- [Task brief]: Filter the data for lines with the word "February", then copy every line so identified.

- [Saved entries]:
—————

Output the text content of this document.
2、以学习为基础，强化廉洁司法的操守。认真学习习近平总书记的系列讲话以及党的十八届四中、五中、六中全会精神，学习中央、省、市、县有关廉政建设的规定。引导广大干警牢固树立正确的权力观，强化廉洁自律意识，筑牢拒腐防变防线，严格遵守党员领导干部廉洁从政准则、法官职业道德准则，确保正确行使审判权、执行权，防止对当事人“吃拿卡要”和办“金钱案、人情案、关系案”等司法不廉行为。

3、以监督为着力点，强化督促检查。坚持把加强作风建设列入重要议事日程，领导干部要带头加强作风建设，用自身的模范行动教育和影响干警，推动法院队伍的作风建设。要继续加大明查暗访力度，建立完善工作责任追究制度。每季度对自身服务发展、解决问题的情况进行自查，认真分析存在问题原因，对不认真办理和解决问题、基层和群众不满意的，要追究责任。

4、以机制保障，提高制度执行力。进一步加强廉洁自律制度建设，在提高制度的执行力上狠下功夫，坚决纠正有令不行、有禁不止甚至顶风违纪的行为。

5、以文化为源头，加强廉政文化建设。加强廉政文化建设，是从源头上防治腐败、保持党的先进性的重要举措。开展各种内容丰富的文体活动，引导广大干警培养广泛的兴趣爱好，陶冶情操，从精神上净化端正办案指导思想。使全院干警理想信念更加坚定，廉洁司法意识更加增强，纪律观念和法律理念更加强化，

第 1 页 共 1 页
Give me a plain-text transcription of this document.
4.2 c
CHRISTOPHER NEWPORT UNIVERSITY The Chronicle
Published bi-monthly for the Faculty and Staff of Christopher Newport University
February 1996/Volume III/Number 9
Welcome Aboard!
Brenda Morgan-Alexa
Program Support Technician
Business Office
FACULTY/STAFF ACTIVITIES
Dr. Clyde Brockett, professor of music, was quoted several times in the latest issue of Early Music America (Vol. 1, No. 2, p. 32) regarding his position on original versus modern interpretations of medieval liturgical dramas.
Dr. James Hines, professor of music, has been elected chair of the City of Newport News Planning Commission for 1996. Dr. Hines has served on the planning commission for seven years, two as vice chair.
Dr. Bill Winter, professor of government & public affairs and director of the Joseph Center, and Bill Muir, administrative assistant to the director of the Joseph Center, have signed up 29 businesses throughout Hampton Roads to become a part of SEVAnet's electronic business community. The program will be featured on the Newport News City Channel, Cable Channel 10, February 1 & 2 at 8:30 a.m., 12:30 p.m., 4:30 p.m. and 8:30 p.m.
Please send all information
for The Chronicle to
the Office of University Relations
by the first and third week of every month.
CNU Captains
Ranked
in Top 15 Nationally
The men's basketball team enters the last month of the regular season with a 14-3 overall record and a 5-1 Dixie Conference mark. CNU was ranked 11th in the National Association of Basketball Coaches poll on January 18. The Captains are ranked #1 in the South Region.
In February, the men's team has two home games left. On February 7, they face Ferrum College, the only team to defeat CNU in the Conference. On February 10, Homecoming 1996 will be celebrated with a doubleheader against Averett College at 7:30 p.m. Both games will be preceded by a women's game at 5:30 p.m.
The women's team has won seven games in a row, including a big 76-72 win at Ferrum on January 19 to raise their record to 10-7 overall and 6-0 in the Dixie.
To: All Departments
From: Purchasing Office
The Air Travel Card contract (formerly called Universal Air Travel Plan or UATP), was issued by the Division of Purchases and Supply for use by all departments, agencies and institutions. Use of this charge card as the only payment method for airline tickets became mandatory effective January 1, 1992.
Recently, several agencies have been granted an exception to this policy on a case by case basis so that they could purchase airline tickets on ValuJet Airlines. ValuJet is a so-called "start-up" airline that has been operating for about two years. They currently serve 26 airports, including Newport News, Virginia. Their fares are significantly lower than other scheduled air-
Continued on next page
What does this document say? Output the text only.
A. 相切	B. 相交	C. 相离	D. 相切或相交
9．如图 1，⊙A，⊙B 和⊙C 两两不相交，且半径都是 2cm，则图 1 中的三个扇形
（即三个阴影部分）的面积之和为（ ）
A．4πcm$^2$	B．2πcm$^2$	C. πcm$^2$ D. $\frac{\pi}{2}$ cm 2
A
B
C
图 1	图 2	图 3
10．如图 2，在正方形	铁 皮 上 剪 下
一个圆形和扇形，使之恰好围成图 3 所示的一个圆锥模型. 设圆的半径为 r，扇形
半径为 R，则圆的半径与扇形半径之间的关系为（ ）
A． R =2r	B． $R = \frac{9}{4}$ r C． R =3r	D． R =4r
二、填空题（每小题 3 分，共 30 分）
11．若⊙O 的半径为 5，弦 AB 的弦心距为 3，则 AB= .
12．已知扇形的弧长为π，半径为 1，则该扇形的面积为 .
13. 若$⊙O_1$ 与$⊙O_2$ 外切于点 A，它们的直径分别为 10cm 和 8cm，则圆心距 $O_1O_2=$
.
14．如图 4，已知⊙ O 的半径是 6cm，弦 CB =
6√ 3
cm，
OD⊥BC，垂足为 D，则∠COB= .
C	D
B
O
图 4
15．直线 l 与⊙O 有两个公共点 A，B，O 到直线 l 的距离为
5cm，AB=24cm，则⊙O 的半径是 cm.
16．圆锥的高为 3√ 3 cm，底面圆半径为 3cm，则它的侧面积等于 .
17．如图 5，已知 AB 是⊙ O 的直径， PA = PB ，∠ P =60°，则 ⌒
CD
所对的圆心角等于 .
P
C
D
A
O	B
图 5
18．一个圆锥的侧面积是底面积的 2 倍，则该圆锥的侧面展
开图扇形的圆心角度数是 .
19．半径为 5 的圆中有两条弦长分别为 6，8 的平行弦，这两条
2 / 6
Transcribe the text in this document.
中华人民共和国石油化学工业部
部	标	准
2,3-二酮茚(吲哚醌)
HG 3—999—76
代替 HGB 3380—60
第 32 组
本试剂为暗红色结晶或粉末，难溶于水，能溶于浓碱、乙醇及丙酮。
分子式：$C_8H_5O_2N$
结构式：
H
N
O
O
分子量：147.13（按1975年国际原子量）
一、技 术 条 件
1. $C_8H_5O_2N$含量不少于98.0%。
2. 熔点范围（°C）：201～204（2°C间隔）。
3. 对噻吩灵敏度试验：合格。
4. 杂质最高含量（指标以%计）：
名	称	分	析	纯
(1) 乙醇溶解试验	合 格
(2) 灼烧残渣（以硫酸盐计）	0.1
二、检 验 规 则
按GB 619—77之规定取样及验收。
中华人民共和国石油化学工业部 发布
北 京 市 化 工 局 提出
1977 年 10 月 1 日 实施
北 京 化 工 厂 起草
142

—————

- [Answer to this problem]:
February 1996/Volume III/Number 9
Dr. Bill Winter, professor of government & public affairs and director of the Joseph Center, and Bill Muir, administrative assistant to the director of the Joseph Center, have signed up 29 businesses throughout Hampton Roads to become a part of SEVAnet's electronic business community. The program will be featured on the Newport News City Channel, Cable Channel 10, February 1 & 2 at 8:30 a.m., 12:30 p.m., 4:30 p.m. and 8:30 p.m.
In February, the men's team has two home games left. On February 7, they face Ferrum College, the only team to defeat CNU in the Conference. On February 10, Homecoming 1996 will be celebrated with a doubleheader against Averett College at 7:30 p.m. Both games will be preceded by a women's game at 5:30 p.m.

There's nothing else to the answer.